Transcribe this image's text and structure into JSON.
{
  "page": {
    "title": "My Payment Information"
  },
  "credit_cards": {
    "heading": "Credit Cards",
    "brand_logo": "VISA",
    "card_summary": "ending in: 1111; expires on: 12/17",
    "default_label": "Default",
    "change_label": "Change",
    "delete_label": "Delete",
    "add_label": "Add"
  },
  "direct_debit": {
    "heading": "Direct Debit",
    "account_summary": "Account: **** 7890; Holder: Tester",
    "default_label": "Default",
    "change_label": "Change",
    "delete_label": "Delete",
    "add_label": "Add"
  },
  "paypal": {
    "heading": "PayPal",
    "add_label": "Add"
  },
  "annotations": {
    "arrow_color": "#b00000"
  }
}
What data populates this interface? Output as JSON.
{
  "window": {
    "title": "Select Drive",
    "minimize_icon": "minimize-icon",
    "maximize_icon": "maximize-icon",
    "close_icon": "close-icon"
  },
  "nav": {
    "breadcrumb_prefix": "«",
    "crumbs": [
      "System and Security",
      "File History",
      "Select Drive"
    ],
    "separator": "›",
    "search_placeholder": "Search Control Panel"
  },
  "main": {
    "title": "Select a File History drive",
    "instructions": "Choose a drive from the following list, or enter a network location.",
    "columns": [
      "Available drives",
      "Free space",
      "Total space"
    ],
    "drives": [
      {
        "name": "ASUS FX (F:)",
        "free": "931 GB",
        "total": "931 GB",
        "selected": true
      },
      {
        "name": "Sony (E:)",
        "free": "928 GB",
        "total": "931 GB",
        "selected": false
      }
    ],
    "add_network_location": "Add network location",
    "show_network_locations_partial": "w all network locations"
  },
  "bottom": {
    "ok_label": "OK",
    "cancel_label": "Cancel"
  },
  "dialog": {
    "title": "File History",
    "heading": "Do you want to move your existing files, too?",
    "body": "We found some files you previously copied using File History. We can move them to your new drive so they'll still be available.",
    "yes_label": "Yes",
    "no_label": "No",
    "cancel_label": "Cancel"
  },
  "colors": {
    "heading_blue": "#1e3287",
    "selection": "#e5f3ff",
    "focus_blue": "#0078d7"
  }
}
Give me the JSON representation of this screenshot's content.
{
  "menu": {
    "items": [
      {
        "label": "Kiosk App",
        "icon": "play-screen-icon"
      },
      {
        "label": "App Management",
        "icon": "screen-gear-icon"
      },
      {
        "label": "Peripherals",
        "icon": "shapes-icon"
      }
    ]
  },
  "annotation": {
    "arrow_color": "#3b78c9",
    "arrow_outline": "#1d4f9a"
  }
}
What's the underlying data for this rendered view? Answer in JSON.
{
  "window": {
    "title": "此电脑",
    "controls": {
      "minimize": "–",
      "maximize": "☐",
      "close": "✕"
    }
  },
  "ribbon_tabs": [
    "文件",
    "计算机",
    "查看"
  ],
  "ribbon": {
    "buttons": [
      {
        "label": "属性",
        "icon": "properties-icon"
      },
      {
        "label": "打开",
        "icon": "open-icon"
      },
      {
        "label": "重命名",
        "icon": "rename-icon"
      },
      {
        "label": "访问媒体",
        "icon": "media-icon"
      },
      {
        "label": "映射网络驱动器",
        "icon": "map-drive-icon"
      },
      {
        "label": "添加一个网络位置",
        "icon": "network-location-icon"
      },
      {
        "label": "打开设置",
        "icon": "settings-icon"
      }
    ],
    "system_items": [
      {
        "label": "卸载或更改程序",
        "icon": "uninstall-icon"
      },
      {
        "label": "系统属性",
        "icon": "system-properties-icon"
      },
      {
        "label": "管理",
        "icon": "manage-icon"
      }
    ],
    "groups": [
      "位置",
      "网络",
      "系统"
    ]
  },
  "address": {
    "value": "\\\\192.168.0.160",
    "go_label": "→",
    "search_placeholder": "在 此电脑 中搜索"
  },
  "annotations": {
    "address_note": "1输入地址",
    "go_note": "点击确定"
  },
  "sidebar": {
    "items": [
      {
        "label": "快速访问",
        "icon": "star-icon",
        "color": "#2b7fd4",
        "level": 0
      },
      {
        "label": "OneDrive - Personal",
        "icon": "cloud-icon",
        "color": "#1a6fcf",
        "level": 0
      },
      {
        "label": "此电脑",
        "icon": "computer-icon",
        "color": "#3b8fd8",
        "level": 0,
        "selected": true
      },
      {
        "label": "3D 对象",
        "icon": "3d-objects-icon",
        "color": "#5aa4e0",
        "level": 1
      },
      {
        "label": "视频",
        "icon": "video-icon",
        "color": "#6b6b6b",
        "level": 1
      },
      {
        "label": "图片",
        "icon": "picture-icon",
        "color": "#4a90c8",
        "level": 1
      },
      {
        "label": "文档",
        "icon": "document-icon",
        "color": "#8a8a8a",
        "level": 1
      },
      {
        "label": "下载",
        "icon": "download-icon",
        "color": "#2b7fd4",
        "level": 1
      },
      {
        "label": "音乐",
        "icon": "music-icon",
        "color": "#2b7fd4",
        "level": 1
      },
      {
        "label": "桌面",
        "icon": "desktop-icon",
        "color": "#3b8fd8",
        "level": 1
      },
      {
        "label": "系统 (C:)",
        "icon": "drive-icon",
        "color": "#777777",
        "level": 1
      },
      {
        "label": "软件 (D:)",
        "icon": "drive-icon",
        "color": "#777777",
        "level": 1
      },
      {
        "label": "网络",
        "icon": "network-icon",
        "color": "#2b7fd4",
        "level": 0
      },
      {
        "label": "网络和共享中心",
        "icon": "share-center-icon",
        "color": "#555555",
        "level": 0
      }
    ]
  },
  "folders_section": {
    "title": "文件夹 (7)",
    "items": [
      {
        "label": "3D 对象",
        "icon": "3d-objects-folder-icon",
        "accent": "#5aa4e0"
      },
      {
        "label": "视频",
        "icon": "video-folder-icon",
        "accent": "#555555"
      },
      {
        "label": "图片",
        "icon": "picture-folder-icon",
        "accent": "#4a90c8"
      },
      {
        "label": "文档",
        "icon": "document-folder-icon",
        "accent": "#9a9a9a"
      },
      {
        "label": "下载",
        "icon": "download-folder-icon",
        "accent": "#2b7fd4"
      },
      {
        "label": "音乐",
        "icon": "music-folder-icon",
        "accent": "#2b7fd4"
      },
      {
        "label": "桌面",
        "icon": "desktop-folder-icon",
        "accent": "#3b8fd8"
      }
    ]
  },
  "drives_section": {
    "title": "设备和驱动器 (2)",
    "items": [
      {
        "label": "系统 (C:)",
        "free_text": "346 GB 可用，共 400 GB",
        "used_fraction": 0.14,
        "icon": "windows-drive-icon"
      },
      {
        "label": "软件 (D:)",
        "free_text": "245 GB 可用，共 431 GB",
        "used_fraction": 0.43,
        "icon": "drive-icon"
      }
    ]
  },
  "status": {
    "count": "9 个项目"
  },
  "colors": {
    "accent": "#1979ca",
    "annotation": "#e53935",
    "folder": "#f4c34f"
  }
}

= = =

WORK TO DO: Retype the listing. Match it exactly.

OUTPUT FOR THIS EXERCISE:
Transcribe this image's text and structure into JSON.
{
  "page": {
    "title": "My Payment Information"
  },
  "credit_cards": {
    "heading": "Credit Cards",
    "brand_logo": "VISA",
    "card_summary": "ending in: 1111; expires on: 12/17",
    "default_label": "Default",
    "change_label": "Change",
    "delete_label": "Delete",
    "add_label": "Add"
  },
  "direct_debit": {
    "heading": "Direct Debit",
    "account_summary": "Account: **** 7890; Holder: Tester",
    "default_label": "Default",
    "change_label": "Change",
    "delete_label": "Delete",
    "add_label": "Add"
  },
  "paypal": {
    "heading": "PayPal",
    "add_label": "Add"
  },
  "annotations": {
    "arrow_color": "#b00000"
  }
}
What data populates this interface? Output as JSON.
{
  "window": {
    "title": "Select Drive",
    "minimize_icon": "minimize-icon",
    "maximize_icon": "maximize-icon",
    "close_icon": "close-icon"
  },
  "nav": {
    "breadcrumb_prefix": "«",
    "crumbs": [
      "System and Security",
      "File History",
      "Select Drive"
    ],
    "separator": "›",
    "search_placeholder": "Search Control Panel"
  },
  "main": {
    "title": "Select a File History drive",
    "instructions": "Choose a drive from the following list, or enter a network location.",
    "columns": [
      "Available drives",
      "Free space",
      "Total space"
    ],
    "drives": [
      {
        "name": "ASUS FX (F:)",
        "free": "931 GB",
        "total": "931 GB",
        "selected": true
      },
      {
        "name": "Sony (E:)",
        "free": "928 GB",
        "total": "931 GB",
        "selected": false
      }
    ],
    "add_network_location": "Add network location",
    "show_network_locations_partial": "w all network locations"
  },
  "bottom": {
    "ok_label": "OK",
    "cancel_label": "Cancel"
  },
  "dialog": {
    "title": "File History",
    "heading": "Do you want to move your existing files, too?",
    "body": "We found some files you previously copied using File History. We can move them to your new drive so they'll still be available.",
    "yes_label": "Yes",
    "no_label": "No",
    "cancel_label": "Cancel"
  },
  "colors": {
    "heading_blue": "#1e3287",
    "selection": "#e5f3ff",
    "focus_blue": "#0078d7"
  }
}
Give me the JSON representation of this screenshot's content.
{
  "menu": {
    "items": [
      {
        "label": "Kiosk App",
        "icon": "play-screen-icon"
      },
      {
        "label": "App Management",
        "icon": "screen-gear-icon"
      },
      {
        "label": "Peripherals",
        "icon": "shapes-icon"
      }
    ]
  },
  "annotation": {
    "arrow_color": "#3b78c9",
    "arrow_outline": "#1d4f9a"
  }
}
What's the underlying data for this rendered view? Answer in JSON.
{
  "window": {
    "title": "此电脑",
    "controls": {
      "minimize": "–",
      "maximize": "☐",
      "close": "✕"
    }
  },
  "ribbon_tabs": [
    "文件",
    "计算机",
    "查看"
  ],
  "ribbon": {
    "buttons": [
      {
        "label": "属性",
        "icon": "properties-icon"
      },
      {
        "label": "打开",
        "icon": "open-icon"
      },
      {
        "label": "重命名",
        "icon": "rename-icon"
      },
      {
        "label": "访问媒体",
        "icon": "media-icon"
      },
      {
        "label": "映射网络驱动器",
        "icon": "map-drive-icon"
      },
      {
        "label": "添加一个网络位置",
        "icon": "network-location-icon"
      },
      {
        "label": "打开设置",
        "icon": "settings-icon"
      }
    ],
    "system_items": [
      {
        "label": "卸载或更改程序",
        "icon": "uninstall-icon"
      },
      {
        "label": "系统属性",
        "icon": "system-properties-icon"
      },
      {
        "label": "管理",
        "icon": "manage-icon"
      }
    ],
    "groups": [
      "位置",
      "网络",
      "系统"
    ]
  },
  "address": {
    "value": "\\\\192.168.0.160",
    "go_label": "→",
    "search_placeholder": "在 此电脑 中搜索"
  },
  "annotations": {
    "address_note": "1输入地址",
    "go_note": "点击确定"
  },
  "sidebar": {
    "items": [
      {
        "label": "快速访问",
        "icon": "star-icon",
        "color": "#2b7fd4",
        "level": 0
      },
      {
        "label": "OneDrive - Personal",
        "icon": "cloud-icon",
        "color": "#1a6fcf",
        "level": 0
      },
      {
        "label": "此电脑",
        "icon": "computer-icon",
        "color": "#3b8fd8",
        "level": 0,
        "selected": true
      },
      {
        "label": "3D 对象",
        "icon": "3d-objects-icon",
        "color": "#5aa4e0",
        "level": 1
      },
      {
        "label": "视频",
        "icon": "video-icon",
        "color": "#6b6b6b",
        "level": 1
      },
      {
        "label": "图片",
        "icon": "picture-icon",
        "color": "#4a90c8",
        "level": 1
      },
      {
        "label": "文档",
        "icon": "document-icon",
        "color": "#8a8a8a",
        "level": 1
      },
      {
        "label": "下载",
        "icon": "download-icon",
        "color": "#2b7fd4",
        "level": 1
      },
      {
        "label": "音乐",
        "icon": "music-icon",
        "color": "#2b7fd4",
        "level": 1
      },
      {
        "label": "桌面",
        "icon": "desktop-icon",
        "color": "#3b8fd8",
        "level": 1
      },
      {
        "label": "系统 (C:)",
        "icon": "drive-icon",
        "color": "#777777",
        "level": 1
      },
      {
        "label": "软件 (D:)",
        "icon": "drive-icon",
        "color": "#777777",
        "level": 1
      },
      {
        "label": "网络",
        "icon": "network-icon",
        "color": "#2b7fd4",
        "level": 0
      },
      {
        "label": "网络和共享中心",
        "icon": "share-center-icon",
        "color": "#555555",
        "level": 0
      }
    ]
  },
  "folders_section": {
    "title": "文件夹 (7)",
    "items": [
      {
        "label": "3D 对象",
        "icon": "3d-objects-folder-icon",
        "accent": "#5aa4e0"
      },
      {
        "label": "视频",
        "icon": "video-folder-icon",
        "accent": "#555555"
      },
      {
        "label": "图片",
        "icon": "picture-folder-icon",
        "accent": "#4a90c8"
      },
      {
        "label": "文档",
        "icon": "document-folder-icon",
        "accent": "#9a9a9a"
      },
      {
        "label": "下载",
        "icon": "download-folder-icon",
        "accent": "#2b7fd4"
      },
      {
        "label": "音乐",
        "icon": "music-folder-icon",
        "accent": "#2b7fd4"
      },
      {
        "label": "桌面",
        "icon": "desktop-folder-icon",
        "accent": "#3b8fd8"
      }
    ]
  },
  "drives_section": {
    "title": "设备和驱动器 (2)",
    "items": [
      {
        "label": "系统 (C:)",
        "free_text": "346 GB 可用，共 400 GB",
        "used_fraction": 0.14,
        "icon": "windows-drive-icon"
      },
      {
        "label": "软件 (D:)",
        "free_text": "245 GB 可用，共 431 GB",
        "used_fraction": 0.43,
        "icon": "drive-icon"
      }
    ]
  },
  "status": {
    "count": "9 个项目"
  },
  "colors": {
    "accent": "#1979ca",
    "annotation": "#e53935",
    "folder": "#f4c34f"
  }
}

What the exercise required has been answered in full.